## AIM OF THE TASK
Each record below is to be reproduced without any change.

## DATA LISTING
-------

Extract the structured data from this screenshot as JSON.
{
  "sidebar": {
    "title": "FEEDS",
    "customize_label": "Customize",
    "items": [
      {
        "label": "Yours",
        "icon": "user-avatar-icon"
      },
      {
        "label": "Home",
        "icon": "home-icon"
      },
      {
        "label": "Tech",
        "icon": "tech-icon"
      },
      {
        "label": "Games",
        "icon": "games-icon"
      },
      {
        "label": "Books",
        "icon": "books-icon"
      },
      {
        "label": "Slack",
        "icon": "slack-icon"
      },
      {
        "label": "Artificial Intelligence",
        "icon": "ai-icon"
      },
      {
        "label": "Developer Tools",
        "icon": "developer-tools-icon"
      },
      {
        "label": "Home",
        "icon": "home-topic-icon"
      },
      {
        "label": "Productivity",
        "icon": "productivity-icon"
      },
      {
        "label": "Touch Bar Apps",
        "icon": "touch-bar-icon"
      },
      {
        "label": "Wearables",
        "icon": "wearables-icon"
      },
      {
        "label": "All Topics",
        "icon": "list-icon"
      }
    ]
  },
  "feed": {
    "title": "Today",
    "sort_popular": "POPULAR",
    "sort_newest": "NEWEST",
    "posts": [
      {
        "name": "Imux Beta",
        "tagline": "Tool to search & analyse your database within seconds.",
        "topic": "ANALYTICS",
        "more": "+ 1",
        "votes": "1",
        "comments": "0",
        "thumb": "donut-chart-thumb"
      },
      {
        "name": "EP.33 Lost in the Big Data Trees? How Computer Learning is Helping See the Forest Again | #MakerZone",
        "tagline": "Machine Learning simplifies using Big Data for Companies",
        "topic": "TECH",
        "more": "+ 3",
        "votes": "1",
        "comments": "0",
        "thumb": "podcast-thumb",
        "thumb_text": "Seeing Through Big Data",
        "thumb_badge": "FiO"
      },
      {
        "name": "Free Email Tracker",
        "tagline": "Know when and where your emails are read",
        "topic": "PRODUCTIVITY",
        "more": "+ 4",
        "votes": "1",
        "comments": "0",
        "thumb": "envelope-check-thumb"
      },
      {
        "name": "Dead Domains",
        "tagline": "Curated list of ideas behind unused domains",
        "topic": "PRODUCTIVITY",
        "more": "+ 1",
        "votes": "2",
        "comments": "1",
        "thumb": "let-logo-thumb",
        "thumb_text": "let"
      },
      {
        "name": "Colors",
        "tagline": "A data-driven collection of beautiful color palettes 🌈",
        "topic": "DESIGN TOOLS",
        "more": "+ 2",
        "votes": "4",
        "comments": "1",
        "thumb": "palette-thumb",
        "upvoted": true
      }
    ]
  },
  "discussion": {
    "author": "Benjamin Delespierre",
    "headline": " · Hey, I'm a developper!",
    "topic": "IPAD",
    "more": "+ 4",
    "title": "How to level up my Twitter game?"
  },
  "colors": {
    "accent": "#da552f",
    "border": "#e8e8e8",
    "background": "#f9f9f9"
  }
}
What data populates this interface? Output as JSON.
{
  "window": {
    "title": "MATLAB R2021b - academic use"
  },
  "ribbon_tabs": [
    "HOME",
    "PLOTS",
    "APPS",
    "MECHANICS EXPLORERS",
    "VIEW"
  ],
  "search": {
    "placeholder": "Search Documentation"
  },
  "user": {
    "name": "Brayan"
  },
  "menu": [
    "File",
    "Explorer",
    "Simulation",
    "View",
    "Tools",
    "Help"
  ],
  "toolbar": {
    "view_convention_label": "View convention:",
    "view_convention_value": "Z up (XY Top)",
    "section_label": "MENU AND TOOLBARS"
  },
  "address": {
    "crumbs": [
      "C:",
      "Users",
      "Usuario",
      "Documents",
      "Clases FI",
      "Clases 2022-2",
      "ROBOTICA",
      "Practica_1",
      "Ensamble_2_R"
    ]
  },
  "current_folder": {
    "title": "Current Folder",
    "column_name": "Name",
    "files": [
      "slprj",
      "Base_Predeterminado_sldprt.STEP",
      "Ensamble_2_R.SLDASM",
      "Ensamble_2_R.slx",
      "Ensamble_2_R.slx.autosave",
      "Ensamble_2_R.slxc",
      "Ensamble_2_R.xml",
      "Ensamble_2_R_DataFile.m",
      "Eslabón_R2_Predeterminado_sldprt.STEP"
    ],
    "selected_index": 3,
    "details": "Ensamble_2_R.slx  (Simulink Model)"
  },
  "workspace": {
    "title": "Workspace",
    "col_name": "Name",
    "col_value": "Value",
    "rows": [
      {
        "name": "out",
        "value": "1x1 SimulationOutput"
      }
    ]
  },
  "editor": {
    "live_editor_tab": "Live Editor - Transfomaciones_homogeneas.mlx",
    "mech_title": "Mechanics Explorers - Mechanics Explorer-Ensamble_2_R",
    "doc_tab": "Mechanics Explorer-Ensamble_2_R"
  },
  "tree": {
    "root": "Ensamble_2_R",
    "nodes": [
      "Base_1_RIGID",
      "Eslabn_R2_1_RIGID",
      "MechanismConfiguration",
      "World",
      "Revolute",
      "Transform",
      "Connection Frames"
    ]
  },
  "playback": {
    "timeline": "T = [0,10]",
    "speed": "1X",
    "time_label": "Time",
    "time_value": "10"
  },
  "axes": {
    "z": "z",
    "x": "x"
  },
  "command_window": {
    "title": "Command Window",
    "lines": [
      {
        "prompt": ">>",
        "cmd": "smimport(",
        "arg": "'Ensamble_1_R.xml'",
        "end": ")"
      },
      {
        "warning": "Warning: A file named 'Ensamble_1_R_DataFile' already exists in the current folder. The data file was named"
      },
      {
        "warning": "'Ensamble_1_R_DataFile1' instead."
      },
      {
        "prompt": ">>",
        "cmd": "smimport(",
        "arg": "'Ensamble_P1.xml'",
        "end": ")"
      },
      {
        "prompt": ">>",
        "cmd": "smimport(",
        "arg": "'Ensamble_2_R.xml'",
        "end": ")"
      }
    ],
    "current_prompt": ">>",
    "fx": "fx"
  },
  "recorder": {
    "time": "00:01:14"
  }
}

-------

## EXERCISE RESPONSE
Extract the structured data from this screenshot as JSON.
{
  "sidebar": {
    "title": "FEEDS",
    "customize_label": "Customize",
    "items": [
      {
        "label": "Yours",
        "icon": "user-avatar-icon"
      },
      {
        "label": "Home",
        "icon": "home-icon"
      },
      {
        "label": "Tech",
        "icon": "tech-icon"
      },
      {
        "label": "Games",
        "icon": "games-icon"
      },
      {
        "label": "Books",
        "icon": "books-icon"
      },
      {
        "label": "Slack",
        "icon": "slack-icon"
      },
      {
        "label": "Artificial Intelligence",
        "icon": "ai-icon"
      },
      {
        "label": "Developer Tools",
        "icon": "developer-tools-icon"
      },
      {
        "label": "Home",
        "icon": "home-topic-icon"
      },
      {
        "label": "Productivity",
        "icon": "productivity-icon"
      },
      {
        "label": "Touch Bar Apps",
        "icon": "touch-bar-icon"
      },
      {
        "label": "Wearables",
        "icon": "wearables-icon"
      },
      {
        "label": "All Topics",
        "icon": "list-icon"
      }
    ]
  },
  "feed": {
    "title": "Today",
    "sort_popular": "POPULAR",
    "sort_newest": "NEWEST",
    "posts": [
      {
        "name": "Imux Beta",
        "tagline": "Tool to search & analyse your database within seconds.",
        "topic": "ANALYTICS",
        "more": "+ 1",
        "votes": "1",
        "comments": "0",
        "thumb": "donut-chart-thumb"
      },
      {
        "name": "EP.33 Lost in the Big Data Trees? How Computer Learning is Helping See the Forest Again | #MakerZone",
        "tagline": "Machine Learning simplifies using Big Data for Companies",
        "topic": "TECH",
        "more": "+ 3",
        "votes": "1",
        "comments": "0",
        "thumb": "podcast-thumb",
        "thumb_text": "Seeing Through Big Data",
        "thumb_badge": "FiO"
      },
      {
        "name": "Free Email Tracker",
        "tagline": "Know when and where your emails are read",
        "topic": "PRODUCTIVITY",
        "more": "+ 4",
        "votes": "1",
        "comments": "0",
        "thumb": "envelope-check-thumb"
      },
      {
        "name": "Dead Domains",
        "tagline": "Curated list of ideas behind unused domains",
        "topic": "PRODUCTIVITY",
        "more": "+ 1",
        "votes": "2",
        "comments": "1",
        "thumb": "let-logo-thumb",
        "thumb_text": "let"
      },
      {
        "name": "Colors",
        "tagline": "A data-driven collection of beautiful color palettes 🌈",
        "topic": "DESIGN TOOLS",
        "more": "+ 2",
        "votes": "4",
        "comments": "1",
        "thumb": "palette-thumb",
        "upvoted": true
      }
    ]
  },
  "discussion": {
    "author": "Benjamin Delespierre",
    "headline": " · Hey, I'm a developper!",
    "topic": "IPAD",
    "more": "+ 4",
    "title": "How to level up my Twitter game?"
  },
  "colors": {
    "accent": "#da552f",
    "border": "#e8e8e8",
    "background": "#f9f9f9"
  }
}
What data populates this interface? Output as JSON.
{
  "window": {
    "title": "MATLAB R2021b - academic use"
  },
  "ribbon_tabs": [
    "HOME",
    "PLOTS",
    "APPS",
    "MECHANICS EXPLORERS",
    "VIEW"
  ],
  "search": {
    "placeholder": "Search Documentation"
  },
  "user": {
    "name": "Brayan"
  },
  "menu": [
    "File",
    "Explorer",
    "Simulation",
    "View",
    "Tools",
    "Help"
  ],
  "toolbar": {
    "view_convention_label": "View convention:",
    "view_convention_value": "Z up (XY Top)",
    "section_label": "MENU AND TOOLBARS"
  },
  "address": {
    "crumbs": [
      "C:",
      "Users",
      "Usuario",
      "Documents",
      "Clases FI",
      "Clases 2022-2",
      "ROBOTICA",
      "Practica_1",
      "Ensamble_2_R"
    ]
  },
  "current_folder": {
    "title": "Current Folder",
    "column_name": "Name",
    "files": [
      "slprj",
      "Base_Predeterminado_sldprt.STEP",
      "Ensamble_2_R.SLDASM",
      "Ensamble_2_R.slx",
      "Ensamble_2_R.slx.autosave",
      "Ensamble_2_R.slxc",
      "Ensamble_2_R.xml",
      "Ensamble_2_R_DataFile.m",
      "Eslabón_R2_Predeterminado_sldprt.STEP"
    ],
    "selected_index": 3,
    "details": "Ensamble_2_R.slx  (Simulink Model)"
  },
  "workspace": {
    "title": "Workspace",
    "col_name": "Name",
    "col_value": "Value",
    "rows": [
      {
        "name": "out",
        "value": "1x1 SimulationOutput"
      }
    ]
  },
  "editor": {
    "live_editor_tab": "Live Editor - Transfomaciones_homogeneas.mlx",
    "mech_title": "Mechanics Explorers - Mechanics Explorer-Ensamble_2_R",
    "doc_tab": "Mechanics Explorer-Ensamble_2_R"
  },
  "tree": {
    "root": "Ensamble_2_R",
    "nodes": [
      "Base_1_RIGID",
      "Eslabn_R2_1_RIGID",
      "MechanismConfiguration",
      "World",
      "Revolute",
      "Transform",
      "Connection Frames"
    ]
  },
  "playback": {
    "timeline": "T = [0,10]",
    "speed": "1X",
    "time_label": "Time",
    "time_value": "10"
  },
  "axes": {
    "z": "z",
    "x": "x"
  },
  "command_window": {
    "title": "Command Window",
    "lines": [
      {
        "prompt": ">>",
        "cmd": "smimport(",
        "arg": "'Ensamble_1_R.xml'",
        "end": ")"
      },
      {
        "warning": "Warning: A file named 'Ensamble_1_R_DataFile' already exists in the current folder. The data file was named"
      },
      {
        "warning": "'Ensamble_1_R_DataFile1' instead."
      },
      {
        "prompt": ">>",
        "cmd": "smimport(",
        "arg": "'Ensamble_P1.xml'",
        "end": ")"
      },
      {
        "prompt": ">>",
        "cmd": "smimport(",
        "arg": "'Ensamble_2_R.xml'",
        "end": ")"
      }
    ],
    "current_prompt": ">>",
    "fx": "fx"
  },
  "recorder": {
    "time": "00:01:14"
  }
}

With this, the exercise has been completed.